Are you able to retype all the records below exactly?

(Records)
###

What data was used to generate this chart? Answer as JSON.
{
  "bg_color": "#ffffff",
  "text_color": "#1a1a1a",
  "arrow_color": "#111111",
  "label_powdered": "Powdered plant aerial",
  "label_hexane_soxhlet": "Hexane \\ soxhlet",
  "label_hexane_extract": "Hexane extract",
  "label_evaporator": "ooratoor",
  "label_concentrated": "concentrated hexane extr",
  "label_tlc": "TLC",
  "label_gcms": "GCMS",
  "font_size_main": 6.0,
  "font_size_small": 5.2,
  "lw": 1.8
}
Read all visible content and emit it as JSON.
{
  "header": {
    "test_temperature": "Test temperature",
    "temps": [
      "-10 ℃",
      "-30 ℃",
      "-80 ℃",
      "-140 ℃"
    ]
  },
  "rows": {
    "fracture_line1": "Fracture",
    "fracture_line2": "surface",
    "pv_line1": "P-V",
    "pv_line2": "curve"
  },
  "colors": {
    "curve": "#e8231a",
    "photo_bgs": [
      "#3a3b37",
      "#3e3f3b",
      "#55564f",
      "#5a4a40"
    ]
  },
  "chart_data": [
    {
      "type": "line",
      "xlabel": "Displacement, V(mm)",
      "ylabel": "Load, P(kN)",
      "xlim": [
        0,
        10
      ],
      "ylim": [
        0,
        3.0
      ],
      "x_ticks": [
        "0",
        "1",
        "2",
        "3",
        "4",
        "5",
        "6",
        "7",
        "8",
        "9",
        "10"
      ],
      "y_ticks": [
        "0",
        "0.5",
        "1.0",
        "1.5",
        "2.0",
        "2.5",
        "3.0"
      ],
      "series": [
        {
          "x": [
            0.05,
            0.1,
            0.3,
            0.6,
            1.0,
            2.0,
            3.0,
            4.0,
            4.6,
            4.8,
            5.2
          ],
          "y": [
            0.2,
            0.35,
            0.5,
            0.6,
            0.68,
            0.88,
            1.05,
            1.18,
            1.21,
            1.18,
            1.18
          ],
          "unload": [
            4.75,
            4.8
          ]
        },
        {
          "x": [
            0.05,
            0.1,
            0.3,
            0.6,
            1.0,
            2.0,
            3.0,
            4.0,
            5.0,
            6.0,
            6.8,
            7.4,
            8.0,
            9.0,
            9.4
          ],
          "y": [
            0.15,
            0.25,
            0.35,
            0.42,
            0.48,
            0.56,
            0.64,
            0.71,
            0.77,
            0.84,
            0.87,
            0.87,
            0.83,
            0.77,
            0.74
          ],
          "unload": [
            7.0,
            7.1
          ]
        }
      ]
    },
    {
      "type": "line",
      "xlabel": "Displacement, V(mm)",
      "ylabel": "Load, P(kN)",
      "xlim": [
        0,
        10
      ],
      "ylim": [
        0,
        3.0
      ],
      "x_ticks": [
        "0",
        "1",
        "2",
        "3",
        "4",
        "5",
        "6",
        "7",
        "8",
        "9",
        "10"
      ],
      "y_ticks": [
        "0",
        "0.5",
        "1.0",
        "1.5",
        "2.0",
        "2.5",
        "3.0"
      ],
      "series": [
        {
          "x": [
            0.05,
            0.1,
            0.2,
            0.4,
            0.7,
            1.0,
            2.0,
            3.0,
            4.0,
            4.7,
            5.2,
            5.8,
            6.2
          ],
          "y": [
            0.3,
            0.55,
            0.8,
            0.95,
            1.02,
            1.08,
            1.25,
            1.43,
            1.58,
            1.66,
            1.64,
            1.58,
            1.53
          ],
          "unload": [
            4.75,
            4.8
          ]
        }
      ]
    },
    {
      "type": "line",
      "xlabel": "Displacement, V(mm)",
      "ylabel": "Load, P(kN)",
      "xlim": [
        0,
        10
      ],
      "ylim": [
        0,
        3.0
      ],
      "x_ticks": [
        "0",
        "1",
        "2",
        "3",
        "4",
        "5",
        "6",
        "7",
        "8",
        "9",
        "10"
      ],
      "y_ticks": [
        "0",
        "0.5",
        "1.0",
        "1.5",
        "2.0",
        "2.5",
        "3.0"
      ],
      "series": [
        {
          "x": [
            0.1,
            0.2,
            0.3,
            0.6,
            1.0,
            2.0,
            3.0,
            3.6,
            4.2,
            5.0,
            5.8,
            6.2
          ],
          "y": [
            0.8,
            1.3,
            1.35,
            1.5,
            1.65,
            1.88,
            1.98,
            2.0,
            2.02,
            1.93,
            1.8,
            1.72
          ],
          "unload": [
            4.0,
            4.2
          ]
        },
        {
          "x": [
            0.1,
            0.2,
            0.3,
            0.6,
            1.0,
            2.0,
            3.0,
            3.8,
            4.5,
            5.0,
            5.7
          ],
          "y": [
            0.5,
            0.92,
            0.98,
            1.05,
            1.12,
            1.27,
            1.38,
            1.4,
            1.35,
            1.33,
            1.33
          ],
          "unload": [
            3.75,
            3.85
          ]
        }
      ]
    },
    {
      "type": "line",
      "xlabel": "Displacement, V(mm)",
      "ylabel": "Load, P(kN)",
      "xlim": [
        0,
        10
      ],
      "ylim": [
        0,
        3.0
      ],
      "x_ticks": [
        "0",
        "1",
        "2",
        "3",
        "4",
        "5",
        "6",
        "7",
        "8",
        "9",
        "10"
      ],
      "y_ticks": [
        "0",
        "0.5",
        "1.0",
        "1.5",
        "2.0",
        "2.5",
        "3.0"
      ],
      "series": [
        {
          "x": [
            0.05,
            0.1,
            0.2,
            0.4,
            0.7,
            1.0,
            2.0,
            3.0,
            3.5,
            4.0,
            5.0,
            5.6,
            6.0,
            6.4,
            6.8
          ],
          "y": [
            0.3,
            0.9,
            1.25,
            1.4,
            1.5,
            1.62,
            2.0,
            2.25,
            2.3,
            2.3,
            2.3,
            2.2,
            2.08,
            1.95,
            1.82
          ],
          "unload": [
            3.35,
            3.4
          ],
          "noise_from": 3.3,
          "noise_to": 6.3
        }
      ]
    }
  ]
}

###

* COMPLETE ANSWER
What data was used to generate this chart? Answer as JSON.
{
  "bg_color": "#ffffff",
  "text_color": "#1a1a1a",
  "arrow_color": "#111111",
  "label_powdered": "Powdered plant aerial",
  "label_hexane_soxhlet": "Hexane \\ soxhlet",
  "label_hexane_extract": "Hexane extract",
  "label_evaporator": "ooratoor",
  "label_concentrated": "concentrated hexane extr",
  "label_tlc": "TLC",
  "label_gcms": "GCMS",
  "font_size_main": 6.0,
  "font_size_small": 5.2,
  "lw": 1.8
}
Read all visible content and emit it as JSON.
{
  "header": {
    "test_temperature": "Test temperature",
    "temps": [
      "-10 ℃",
      "-30 ℃",
      "-80 ℃",
      "-140 ℃"
    ]
  },
  "rows": {
    "fracture_line1": "Fracture",
    "fracture_line2": "surface",
    "pv_line1": "P-V",
    "pv_line2": "curve"
  },
  "colors": {
    "curve": "#e8231a",
    "photo_bgs": [
      "#3a3b37",
      "#3e3f3b",
      "#55564f",
      "#5a4a40"
    ]
  },
  "chart_data": [
    {
      "type": "line",
      "xlabel": "Displacement, V(mm)",
      "ylabel": "Load, P(kN)",
      "xlim": [
        0,
        10
      ],
      "ylim": [
        0,
        3.0
      ],
      "x_ticks": [
        "0",
        "1",
        "2",
        "3",
        "4",
        "5",
        "6",
        "7",
        "8",
        "9",
        "10"
      ],
      "y_ticks": [
        "0",
        "0.5",
        "1.0",
        "1.5",
        "2.0",
        "2.5",
        "3.0"
      ],
      "series": [
        {
          "x": [
            0.05,
            0.1,
            0.3,
            0.6,
            1.0,
            2.0,
            3.0,
            4.0,
            4.6,
            4.8,
            5.2
          ],
          "y": [
            0.2,
            0.35,
            0.5,
            0.6,
            0.68,
            0.88,
            1.05,
            1.18,
            1.21,
            1.18,
            1.18
          ],
          "unload": [
            4.75,
            4.8
          ]
        },
        {
          "x": [
            0.05,
            0.1,
            0.3,
            0.6,
            1.0,
            2.0,
            3.0,
            4.0,
            5.0,
            6.0,
            6.8,
            7.4,
            8.0,
            9.0,
            9.4
          ],
          "y": [
            0.15,
            0.25,
            0.35,
            0.42,
            0.48,
            0.56,
            0.64,
            0.71,
            0.77,
            0.84,
            0.87,
            0.87,
            0.83,
            0.77,
            0.74
          ],
          "unload": [
            7.0,
            7.1
          ]
        }
      ]
    },
    {
      "type": "line",
      "xlabel": "Displacement, V(mm)",
      "ylabel": "Load, P(kN)",
      "xlim": [
        0,
        10
      ],
      "ylim": [
        0,
        3.0
      ],
      "x_ticks": [
        "0",
        "1",
        "2",
        "3",
        "4",
        "5",
        "6",
        "7",
        "8",
        "9",
        "10"
      ],
      "y_ticks": [
        "0",
        "0.5",
        "1.0",
        "1.5",
        "2.0",
        "2.5",
        "3.0"
      ],
      "series": [
        {
          "x": [
            0.05,
            0.1,
            0.2,
            0.4,
            0.7,
            1.0,
            2.0,
            3.0,
            4.0,
            4.7,
            5.2,
            5.8,
            6.2
          ],
          "y": [
            0.3,
            0.55,
            0.8,
            0.95,
            1.02,
            1.08,
            1.25,
            1.43,
            1.58,
            1.66,
            1.64,
            1.58,
            1.53
          ],
          "unload": [
            4.75,
            4.8
          ]
        }
      ]
    },
    {
      "type": "line",
      "xlabel": "Displacement, V(mm)",
      "ylabel": "Load, P(kN)",
      "xlim": [
        0,
        10
      ],
      "ylim": [
        0,
        3.0
      ],
      "x_ticks": [
        "0",
        "1",
        "2",
        "3",
        "4",
        "5",
        "6",
        "7",
        "8",
        "9",
        "10"
      ],
      "y_ticks": [
        "0",
        "0.5",
        "1.0",
        "1.5",
        "2.0",
        "2.5",
        "3.0"
      ],
      "series": [
        {
          "x": [
            0.1,
            0.2,
            0.3,
            0.6,
            1.0,
            2.0,
            3.0,
            3.6,
            4.2,
            5.0,
            5.8,
            6.2
          ],
          "y": [
            0.8,
            1.3,
            1.35,
            1.5,
            1.65,
            1.88,
            1.98,
            2.0,
            2.02,
            1.93,
            1.8,
            1.72
          ],
          "unload": [
            4.0,
            4.2
          ]
        },
        {
          "x": [
            0.1,
            0.2,
            0.3,
            0.6,
            1.0,
            2.0,
            3.0,
            3.8,
            4.5,
            5.0,
            5.7
          ],
          "y": [
            0.5,
            0.92,
            0.98,
            1.05,
            1.12,
            1.27,
            1.38,
            1.4,
            1.35,
            1.33,
            1.33
          ],
          "unload": [
            3.75,
            3.85
          ]
        }
      ]
    },
    {
      "type": "line",
      "xlabel": "Displacement, V(mm)",
      "ylabel": "Load, P(kN)",
      "xlim": [
        0,
        10
      ],
      "ylim": [
        0,
        3.0
      ],
      "x_ticks": [
        "0",
        "1",
        "2",
        "3",
        "4",
        "5",
        "6",
        "7",
        "8",
        "9",
        "10"
      ],
      "y_ticks": [
        "0",
        "0.5",
        "1.0",
        "1.5",
        "2.0",
        "2.5",
        "3.0"
      ],
      "series": [
        {
          "x": [
            0.05,
            0.1,
            0.2,
            0.4,
            0.7,
            1.0,
            2.0,
            3.0,
            3.5,
            4.0,
            5.0,
            5.6,
            6.0,
            6.4,
            6.8
          ],
          "y": [
            0.3,
            0.9,
            1.25,
            1.4,
            1.5,
            1.62,
            2.0,
            2.25,
            2.3,
            2.3,
            2.3,
            2.2,
            2.08,
            1.95,
            1.82
          ],
          "unload": [
            3.35,
            3.4
          ],
          "noise_from": 3.3,
          "noise_to": 6.3
        }
      ]
    }
  ]
}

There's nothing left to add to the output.